◆ **ANFORDERUNG 1**
Schreib bitte aus den aufgelisteten Zeilen den Abschnitt unverändert ab, der mit der ersten Zeile beginnt und mit der Zeile endet, die „The lower return“ enthält. Beide Grenzzeilen gehören dazu.

◆ **VORGEGEBENER TEXT**

Der Hintergrund ist einheitlich weiß. In rosa Schrift steht unterstrichen der Autorinnenname, darunter in zwei Zeilen, 50% des Covers einnehmend, "Scheidelinien". Darunter wieder in rosa Schrift dreizeilig der Zusatz "Über Sex
ismus, Rassismus und Klassismus". Unten in der Mitte das Rowohlt-Logo.
Buchautor_innen
Anja Meulenbelt
Buchtitel
Scheidelinien
Buchuntertitel
Über Sexismus, Rassismus und Klassismus
Diese Rezension von 1990, zuerst erschienen in der PROWO, geht den Überschneidungen unterschiedlicher Unterdrückungssysteme auf den Grund und zeigt, dass alte Diskussionen den aktuellen sehr ähneln können.

[Die Rezension entstand 1990 im Kontext der damals insbesondere im feministischen Teil der linksradikalen Szene einsetzenden Diskussion über Rassismus. Wichtig für die damalige Debatte waren auch das Heft 27 „Geteilter Feminismus“ der beiträge zur feministischen theorie und praxis aus dem gleichen Jahr und Übersetzungen von Texten von Jenny Bourne in dem Buch „From Resistance to Rebellion“ (Schwarze Risse / Rote Straße: Berlin/Göttingen, 1992), von denen „Für einen anti-rassistischen Feminismus!“ zuvor als Separatdruck erschienen war. Das hier besprochene Buch ist auch in dem – im Sommer 1990 veröffentlichten und die damalige autonome Diskussion stark prägenden – „Drei zu Eins“-Papier von Klaus Viehmann u.a. erwähnt.]

Was ist Unterdrückung?

◆ **AUFGELISTETE ZEILEN**
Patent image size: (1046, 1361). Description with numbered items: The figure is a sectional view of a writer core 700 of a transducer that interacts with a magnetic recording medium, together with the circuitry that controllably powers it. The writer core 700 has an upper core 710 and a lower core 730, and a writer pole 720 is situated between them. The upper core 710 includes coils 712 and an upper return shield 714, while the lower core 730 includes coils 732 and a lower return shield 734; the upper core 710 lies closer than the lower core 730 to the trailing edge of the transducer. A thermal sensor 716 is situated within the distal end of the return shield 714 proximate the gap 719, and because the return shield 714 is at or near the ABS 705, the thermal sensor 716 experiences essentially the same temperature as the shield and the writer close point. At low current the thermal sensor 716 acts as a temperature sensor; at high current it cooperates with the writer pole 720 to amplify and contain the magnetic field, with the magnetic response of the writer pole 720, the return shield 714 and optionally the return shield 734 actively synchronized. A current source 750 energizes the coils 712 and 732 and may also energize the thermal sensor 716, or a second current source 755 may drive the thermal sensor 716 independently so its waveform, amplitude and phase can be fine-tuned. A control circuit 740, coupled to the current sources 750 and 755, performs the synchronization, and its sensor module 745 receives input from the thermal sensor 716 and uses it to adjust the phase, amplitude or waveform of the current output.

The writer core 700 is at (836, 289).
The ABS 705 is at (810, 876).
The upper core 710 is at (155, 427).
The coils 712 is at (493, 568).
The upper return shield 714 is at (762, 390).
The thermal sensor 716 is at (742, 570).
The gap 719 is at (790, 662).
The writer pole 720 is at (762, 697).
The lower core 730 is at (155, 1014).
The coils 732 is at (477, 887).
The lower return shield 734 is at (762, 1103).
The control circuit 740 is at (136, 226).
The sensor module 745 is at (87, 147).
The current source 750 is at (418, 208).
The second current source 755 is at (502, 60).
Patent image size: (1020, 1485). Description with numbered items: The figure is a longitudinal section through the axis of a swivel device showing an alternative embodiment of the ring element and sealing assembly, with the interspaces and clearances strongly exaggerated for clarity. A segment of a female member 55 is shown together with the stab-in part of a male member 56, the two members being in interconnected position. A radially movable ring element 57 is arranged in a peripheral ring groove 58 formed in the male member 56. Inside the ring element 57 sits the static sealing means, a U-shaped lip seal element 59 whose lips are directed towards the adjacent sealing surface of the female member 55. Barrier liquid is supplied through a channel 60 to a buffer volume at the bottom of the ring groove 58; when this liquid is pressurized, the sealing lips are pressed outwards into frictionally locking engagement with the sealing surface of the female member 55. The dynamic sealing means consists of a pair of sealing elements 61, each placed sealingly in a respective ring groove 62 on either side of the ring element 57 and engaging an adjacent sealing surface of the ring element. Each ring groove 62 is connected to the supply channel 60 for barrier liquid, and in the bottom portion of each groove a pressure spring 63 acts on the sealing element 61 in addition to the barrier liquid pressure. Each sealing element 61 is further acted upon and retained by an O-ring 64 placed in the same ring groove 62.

◆ **ANFORDERUNG 2**
Gib aus dem vorgegebenen Text den Abschnitt wieder, der mit den Worten „Buchautor_innen“ beginnt und mit „sehr ähneln können.“ endet, und benenne darin „Rezension“ in „Besprechung“ um.

◆ **FERTIGE ANTWORT 1**
Patent image size: (1046, 1361). Description with numbered items: The figure is a sectional view of a writer core 700 of a transducer that interacts with a magnetic recording medium, together with the circuitry that controllably powers it. The writer core 700 has an upper core 710 and a lower core 730, and a writer pole 720 is situated between them. The upper core 710 includes coils 712 and an upper return shield 714, while the lower core 730 includes coils 732 and a lower return shield 734; the upper core 710 lies closer than the lower core 730 to the trailing edge of the transducer. A thermal sensor 716 is situated within the distal end of the return shield 714 proximate the gap 719, and because the return shield 714 is at or near the ABS 705, the thermal sensor 716 experiences essentially the same temperature as the shield and the writer close point. At low current the thermal sensor 716 acts as a temperature sensor; at high current it cooperates with the writer pole 720 to amplify and contain the magnetic field, with the magnetic response of the writer pole 720, the return shield 714 and optionally the return shield 734 actively synchronized. A current source 750 energizes the coils 712 and 732 and may also energize the thermal sensor 716, or a second current source 755 may drive the thermal sensor 716 independently so its waveform, amplitude and phase can be fine-tuned. A control circuit 740, coupled to the current sources 750 and 755, performs the synchronization, and its sensor module 745 receives input from the thermal sensor 716 and uses it to adjust the phase, amplitude or waveform of the current output.

The writer core 700 is at (836, 289).
The ABS 705 is at (810, 876).
The upper core 710 is at (155, 427).
The coils 712 is at (493, 568).
The upper return shield 714 is at (762, 390).
The thermal sensor 716 is at (742, 570).
The gap 719 is at (790, 662).
The writer pole 720 is at (762, 697).
The lower core 730 is at (155, 1014).
The coils 732 is at (477, 887).
The lower return shield 734 is at (762, 1103).

◆ **FERTIGE ANTWORT 2**
Buchautor_innen
Anja Meulenbelt
Buchtitel
Scheidelinien
Buchuntertitel
Über Sexismus, Rassismus und Klassismus
Diese Besprechung von 1990, zuerst erschienen in der PROWO, geht den Überschneidungen unterschiedlicher Unterdrückungssysteme auf den Grund und zeigt, dass alte Diskussionen den aktuellen sehr ähneln können.